* What is expected *
Copy nothing but the text: repeat each entry exactly and drop the images.

* Records supplied *

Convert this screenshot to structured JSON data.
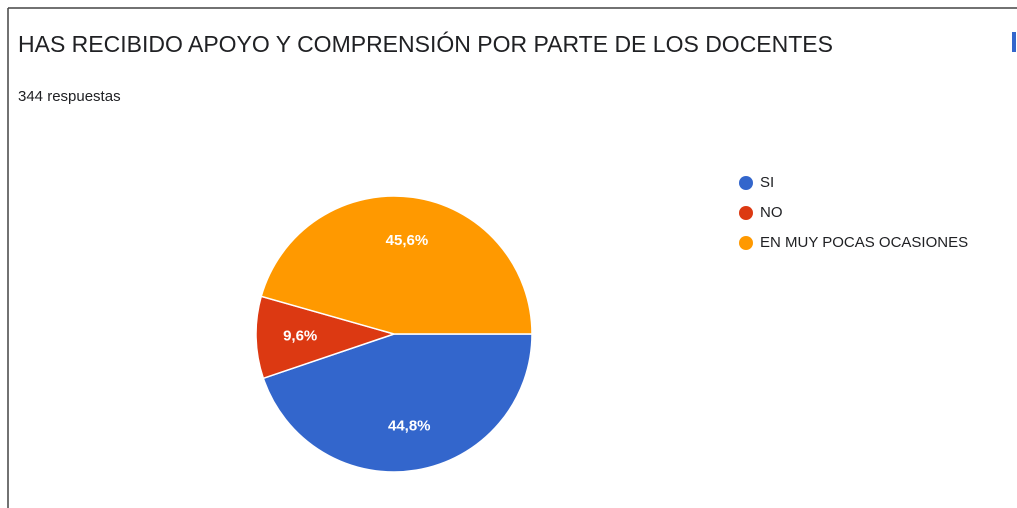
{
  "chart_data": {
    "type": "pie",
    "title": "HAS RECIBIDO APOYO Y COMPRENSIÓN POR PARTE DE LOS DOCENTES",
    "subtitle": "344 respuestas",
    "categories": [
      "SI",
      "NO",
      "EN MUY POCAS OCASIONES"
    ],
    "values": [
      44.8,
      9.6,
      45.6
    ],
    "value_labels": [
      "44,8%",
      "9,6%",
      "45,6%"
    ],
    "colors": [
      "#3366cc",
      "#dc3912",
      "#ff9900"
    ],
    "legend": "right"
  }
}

* Solution to this problem *
Convert this screenshot to structured JSON data.
{
  "chart_data": {
    "type": "pie",
    "title": "HAS RECIBIDO APOYO Y COMPRENSIÓN POR PARTE DE LOS DOCENTES",
    "subtitle": "344 respuestas",
    "categories": [
      "SI",
      "NO",
      "EN MUY POCAS OCASIONES"
    ],
    "values": [
      44.8,
      9.6,
      45.6
    ],
    "value_labels": [
      "44,8%",
      "9,6%",
      "45,6%"
    ],
    "colors": [
      "#3366cc",
      "#dc3912",
      "#ff9900"
    ],
    "legend": "right"
  }
}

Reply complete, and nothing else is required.